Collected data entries
____________________

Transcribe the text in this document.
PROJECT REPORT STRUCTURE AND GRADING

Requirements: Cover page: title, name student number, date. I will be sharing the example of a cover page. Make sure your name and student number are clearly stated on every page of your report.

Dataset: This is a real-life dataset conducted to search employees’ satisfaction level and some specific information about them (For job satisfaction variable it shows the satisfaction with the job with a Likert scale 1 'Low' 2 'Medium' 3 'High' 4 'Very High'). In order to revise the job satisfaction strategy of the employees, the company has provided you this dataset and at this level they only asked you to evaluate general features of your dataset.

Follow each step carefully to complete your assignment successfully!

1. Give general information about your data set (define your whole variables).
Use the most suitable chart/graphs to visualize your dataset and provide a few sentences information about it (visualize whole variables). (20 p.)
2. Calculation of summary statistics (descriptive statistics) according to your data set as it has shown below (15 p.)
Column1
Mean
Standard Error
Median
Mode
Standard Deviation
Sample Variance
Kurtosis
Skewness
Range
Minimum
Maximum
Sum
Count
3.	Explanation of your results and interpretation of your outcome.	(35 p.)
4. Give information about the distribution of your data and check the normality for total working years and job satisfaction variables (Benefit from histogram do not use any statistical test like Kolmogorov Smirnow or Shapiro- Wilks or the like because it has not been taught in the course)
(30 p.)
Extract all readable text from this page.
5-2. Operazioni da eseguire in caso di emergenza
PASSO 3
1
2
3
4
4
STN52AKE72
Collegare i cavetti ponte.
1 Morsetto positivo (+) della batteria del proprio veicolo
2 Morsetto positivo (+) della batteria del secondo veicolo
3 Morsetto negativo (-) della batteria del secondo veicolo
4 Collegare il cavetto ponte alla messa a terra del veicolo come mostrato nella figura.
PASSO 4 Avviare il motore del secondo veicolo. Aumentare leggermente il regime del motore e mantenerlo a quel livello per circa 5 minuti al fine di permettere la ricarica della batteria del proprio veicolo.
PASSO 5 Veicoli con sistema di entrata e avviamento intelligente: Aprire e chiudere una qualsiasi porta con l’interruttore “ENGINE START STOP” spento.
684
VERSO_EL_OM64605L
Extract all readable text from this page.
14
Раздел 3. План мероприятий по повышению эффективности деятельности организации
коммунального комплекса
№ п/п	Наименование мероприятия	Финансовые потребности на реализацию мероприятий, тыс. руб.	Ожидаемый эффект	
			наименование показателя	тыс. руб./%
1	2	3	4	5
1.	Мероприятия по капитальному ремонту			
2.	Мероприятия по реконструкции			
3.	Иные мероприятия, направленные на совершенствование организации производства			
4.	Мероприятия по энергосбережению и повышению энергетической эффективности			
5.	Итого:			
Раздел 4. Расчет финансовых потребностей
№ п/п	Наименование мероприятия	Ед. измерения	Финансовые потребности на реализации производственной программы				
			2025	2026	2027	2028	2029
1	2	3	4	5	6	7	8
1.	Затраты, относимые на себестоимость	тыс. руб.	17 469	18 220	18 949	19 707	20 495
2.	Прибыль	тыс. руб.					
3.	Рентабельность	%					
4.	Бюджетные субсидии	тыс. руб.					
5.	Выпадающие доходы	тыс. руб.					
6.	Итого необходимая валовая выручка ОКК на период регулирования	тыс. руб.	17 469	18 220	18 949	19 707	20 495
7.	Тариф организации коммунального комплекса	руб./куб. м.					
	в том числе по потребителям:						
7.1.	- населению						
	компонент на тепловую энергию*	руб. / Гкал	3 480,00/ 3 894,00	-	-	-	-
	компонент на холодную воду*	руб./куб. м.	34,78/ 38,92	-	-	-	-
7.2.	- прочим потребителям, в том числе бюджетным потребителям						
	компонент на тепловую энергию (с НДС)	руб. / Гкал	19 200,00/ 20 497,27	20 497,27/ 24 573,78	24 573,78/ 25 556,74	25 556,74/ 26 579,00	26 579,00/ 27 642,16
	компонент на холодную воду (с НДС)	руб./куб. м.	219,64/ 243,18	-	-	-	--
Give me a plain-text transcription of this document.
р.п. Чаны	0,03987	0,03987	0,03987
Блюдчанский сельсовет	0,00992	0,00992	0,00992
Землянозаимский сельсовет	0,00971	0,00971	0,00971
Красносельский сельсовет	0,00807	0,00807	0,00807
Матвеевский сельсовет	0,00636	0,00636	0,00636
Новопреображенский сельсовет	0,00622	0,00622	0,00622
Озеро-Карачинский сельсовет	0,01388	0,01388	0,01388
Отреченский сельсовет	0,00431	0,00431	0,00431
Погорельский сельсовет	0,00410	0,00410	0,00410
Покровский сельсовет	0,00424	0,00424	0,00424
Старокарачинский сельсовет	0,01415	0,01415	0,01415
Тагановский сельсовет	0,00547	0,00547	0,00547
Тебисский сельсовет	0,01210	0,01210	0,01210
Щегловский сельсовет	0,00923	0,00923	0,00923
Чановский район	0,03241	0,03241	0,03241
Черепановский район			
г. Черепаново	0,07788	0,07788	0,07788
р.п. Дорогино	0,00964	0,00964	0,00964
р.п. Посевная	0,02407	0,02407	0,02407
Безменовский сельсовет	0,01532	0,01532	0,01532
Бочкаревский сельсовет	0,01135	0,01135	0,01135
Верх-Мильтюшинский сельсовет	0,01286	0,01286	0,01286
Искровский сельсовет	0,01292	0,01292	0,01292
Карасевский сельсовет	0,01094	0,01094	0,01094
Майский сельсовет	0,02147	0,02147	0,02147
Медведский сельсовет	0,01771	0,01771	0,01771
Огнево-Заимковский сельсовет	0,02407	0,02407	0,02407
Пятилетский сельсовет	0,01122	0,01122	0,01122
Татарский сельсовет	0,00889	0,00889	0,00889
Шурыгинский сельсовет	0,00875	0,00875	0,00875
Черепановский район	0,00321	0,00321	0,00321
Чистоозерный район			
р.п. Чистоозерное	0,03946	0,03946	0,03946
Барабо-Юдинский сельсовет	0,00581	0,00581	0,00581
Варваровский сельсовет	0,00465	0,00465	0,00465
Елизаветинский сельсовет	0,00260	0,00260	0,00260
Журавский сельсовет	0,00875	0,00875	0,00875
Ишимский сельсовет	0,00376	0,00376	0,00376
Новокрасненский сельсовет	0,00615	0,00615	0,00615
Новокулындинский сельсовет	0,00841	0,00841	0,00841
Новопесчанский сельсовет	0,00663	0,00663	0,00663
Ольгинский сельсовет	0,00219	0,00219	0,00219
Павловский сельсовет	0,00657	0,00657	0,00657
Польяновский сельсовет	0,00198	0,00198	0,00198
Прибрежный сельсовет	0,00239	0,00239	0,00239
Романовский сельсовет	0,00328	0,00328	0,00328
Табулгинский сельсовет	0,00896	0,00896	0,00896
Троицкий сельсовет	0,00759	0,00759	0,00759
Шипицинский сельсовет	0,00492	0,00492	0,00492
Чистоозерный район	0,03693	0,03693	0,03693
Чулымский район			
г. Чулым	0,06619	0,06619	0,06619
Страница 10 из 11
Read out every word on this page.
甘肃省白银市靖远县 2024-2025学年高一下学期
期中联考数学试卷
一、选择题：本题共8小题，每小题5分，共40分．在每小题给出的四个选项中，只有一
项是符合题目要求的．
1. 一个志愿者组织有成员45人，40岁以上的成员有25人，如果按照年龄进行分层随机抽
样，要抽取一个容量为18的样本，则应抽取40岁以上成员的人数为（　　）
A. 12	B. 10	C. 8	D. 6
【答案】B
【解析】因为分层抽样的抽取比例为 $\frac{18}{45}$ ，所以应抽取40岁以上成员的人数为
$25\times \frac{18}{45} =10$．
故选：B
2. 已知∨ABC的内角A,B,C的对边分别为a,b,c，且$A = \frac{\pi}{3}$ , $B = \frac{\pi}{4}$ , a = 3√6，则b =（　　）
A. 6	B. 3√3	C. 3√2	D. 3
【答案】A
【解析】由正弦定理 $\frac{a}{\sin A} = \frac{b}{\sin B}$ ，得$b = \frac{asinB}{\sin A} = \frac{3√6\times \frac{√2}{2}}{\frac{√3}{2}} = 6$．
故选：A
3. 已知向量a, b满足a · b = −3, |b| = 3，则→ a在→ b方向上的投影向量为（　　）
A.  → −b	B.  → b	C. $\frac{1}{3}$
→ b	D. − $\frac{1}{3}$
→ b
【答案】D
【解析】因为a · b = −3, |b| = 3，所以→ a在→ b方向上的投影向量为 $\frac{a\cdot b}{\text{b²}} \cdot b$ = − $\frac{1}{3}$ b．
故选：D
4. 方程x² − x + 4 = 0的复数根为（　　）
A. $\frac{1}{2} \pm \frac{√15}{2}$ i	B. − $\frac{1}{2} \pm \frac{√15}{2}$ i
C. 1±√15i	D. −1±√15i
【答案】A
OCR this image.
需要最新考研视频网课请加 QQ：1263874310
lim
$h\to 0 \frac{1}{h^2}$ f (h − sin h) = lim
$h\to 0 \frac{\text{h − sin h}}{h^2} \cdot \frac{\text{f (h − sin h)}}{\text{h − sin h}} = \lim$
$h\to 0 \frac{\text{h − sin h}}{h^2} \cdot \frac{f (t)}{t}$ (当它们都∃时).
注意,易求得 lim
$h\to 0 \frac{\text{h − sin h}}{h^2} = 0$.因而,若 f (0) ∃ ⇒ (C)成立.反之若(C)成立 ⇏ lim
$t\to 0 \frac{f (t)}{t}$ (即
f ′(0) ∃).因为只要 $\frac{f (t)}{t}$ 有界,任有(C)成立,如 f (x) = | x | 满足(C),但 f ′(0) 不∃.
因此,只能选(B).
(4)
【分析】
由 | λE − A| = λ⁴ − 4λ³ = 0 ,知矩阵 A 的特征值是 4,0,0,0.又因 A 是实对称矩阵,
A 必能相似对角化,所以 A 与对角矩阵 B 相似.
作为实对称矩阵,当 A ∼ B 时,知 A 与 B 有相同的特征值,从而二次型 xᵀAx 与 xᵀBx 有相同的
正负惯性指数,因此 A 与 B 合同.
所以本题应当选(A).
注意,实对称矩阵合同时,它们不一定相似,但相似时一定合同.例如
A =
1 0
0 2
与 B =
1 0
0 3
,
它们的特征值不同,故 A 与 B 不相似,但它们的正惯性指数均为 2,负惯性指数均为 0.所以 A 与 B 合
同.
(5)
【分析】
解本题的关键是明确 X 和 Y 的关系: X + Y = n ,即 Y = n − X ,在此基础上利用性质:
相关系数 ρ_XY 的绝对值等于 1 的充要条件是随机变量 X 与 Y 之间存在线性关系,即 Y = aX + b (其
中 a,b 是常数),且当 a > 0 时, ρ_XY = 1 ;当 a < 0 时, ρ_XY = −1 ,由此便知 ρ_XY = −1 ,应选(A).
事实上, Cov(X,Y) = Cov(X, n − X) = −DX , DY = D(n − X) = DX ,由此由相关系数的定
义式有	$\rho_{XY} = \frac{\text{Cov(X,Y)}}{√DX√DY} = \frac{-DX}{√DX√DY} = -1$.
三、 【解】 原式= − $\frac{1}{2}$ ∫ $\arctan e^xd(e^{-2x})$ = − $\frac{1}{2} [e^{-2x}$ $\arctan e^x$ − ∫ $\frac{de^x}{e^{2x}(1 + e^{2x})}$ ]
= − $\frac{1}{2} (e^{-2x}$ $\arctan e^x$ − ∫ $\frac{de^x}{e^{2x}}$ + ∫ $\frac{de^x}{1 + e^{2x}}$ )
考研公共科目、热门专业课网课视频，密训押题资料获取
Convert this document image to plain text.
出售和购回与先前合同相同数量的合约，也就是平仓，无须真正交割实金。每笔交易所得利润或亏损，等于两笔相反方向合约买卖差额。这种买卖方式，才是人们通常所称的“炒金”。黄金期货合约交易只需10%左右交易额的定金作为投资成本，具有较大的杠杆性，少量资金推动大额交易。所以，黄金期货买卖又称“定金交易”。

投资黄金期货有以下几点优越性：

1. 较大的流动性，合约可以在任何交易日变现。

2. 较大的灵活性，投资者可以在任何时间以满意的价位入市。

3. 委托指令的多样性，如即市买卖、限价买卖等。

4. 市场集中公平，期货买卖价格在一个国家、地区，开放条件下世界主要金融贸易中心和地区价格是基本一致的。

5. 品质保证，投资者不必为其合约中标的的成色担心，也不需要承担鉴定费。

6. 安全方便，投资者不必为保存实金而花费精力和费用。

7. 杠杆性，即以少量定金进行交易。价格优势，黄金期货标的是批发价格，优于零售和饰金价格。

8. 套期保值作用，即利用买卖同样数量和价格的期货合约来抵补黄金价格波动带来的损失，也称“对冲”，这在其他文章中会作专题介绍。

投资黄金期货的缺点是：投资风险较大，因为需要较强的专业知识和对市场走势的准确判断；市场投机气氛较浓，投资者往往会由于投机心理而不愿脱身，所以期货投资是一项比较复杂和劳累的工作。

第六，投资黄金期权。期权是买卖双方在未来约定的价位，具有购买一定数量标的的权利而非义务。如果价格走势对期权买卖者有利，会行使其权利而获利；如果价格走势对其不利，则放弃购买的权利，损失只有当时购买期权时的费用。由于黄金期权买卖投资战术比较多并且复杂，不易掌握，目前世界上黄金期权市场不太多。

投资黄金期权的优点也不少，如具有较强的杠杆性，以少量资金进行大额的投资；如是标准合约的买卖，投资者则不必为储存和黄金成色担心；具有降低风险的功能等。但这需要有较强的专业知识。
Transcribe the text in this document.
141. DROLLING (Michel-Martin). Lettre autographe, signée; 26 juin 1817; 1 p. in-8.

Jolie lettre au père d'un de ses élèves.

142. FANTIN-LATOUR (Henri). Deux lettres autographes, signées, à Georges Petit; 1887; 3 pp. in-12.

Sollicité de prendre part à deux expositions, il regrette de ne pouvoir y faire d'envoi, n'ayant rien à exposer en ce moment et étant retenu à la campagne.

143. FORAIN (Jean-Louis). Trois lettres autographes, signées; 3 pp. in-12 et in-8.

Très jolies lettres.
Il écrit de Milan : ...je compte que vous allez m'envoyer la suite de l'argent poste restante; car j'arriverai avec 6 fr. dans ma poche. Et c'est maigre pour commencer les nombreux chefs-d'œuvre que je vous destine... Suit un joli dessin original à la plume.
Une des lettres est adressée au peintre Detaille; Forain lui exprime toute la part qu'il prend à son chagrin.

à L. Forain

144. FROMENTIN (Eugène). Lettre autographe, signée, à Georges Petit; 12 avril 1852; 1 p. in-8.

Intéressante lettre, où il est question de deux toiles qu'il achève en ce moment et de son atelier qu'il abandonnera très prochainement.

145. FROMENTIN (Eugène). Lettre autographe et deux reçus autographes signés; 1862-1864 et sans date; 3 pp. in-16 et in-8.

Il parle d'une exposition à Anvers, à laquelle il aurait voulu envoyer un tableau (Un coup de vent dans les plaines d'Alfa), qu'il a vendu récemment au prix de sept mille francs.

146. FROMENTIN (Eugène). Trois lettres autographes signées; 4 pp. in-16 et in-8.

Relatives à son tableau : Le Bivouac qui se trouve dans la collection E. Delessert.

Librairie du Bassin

____________________

(EXERCISE GOAL): The records are above. How many lines in them contain the word "page"? Give the number alone.

(TASK OUTPUT): 4